Lay out every one of the rows below as a numbered list, skipping any blank lines. Leave the pictures out of your answer.
--- start ---
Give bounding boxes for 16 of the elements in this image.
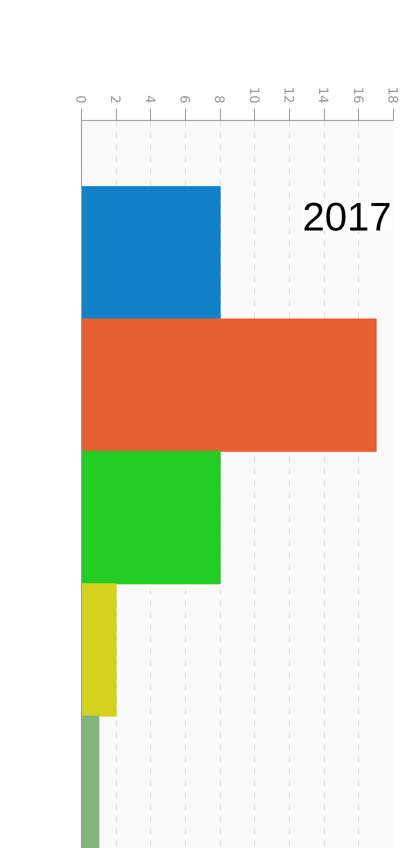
- x-tick-label: 6: [176, 95, 192, 104]
- x-tick-label: 16: [350, 86, 365, 104]
- x-tick-label: 12: [280, 86, 296, 104]
- x-tick-label: 14: [315, 86, 330, 104]
- x-tick-label: 4: [142, 95, 157, 104]
- bar: [82, 583, 117, 717]
- x-tick-label: 2: [107, 95, 122, 104]
- x-tick-label: 0: [72, 95, 88, 104]
- x-tick-label: 10: [246, 86, 261, 104]
- x-tick-label: 18: [384, 86, 400, 104]
- x-tick-label: 8: [211, 95, 226, 104]
- bar: [82, 716, 100, 848]
- bar: [82, 318, 377, 452]
- bar: [82, 450, 221, 584]
- annotation: 2017: [302, 196, 392, 240]
- bar: [82, 186, 221, 320]
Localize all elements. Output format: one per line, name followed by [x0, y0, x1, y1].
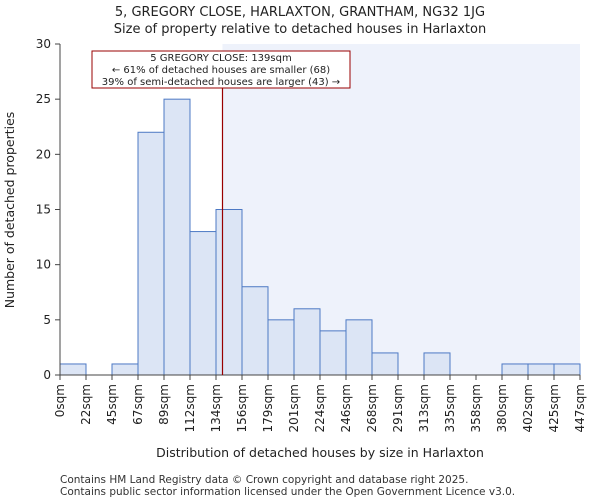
--- end ---
Result of this task –
1. Give bounding boxes for 16 of the elements in this image.
2. - x-tick-label: 6: [176, 95, 192, 104]
3. - x-tick-label: 16: [350, 86, 365, 104]
4. - x-tick-label: 12: [280, 86, 296, 104]
5. - x-tick-label: 14: [315, 86, 330, 104]
6. - x-tick-label: 4: [142, 95, 157, 104]
7. - bar: [82, 583, 117, 717]
8. - x-tick-label: 2: [107, 95, 122, 104]
9. - x-tick-label: 0: [72, 95, 88, 104]
10. - x-tick-label: 10: [246, 86, 261, 104]
11. - x-tick-label: 18: [384, 86, 400, 104]
12. - x-tick-label: 8: [211, 95, 226, 104]
13. - bar: [82, 716, 100, 848]
14. - bar: [82, 318, 377, 452]
15. - bar: [82, 450, 221, 584]
16. - annotation: 2017: [302, 196, 392, 240]
17. - bar: [82, 186, 221, 320]
18. Localize all elements. Output format: one per line, name followed by [x0, y0, x1, y1].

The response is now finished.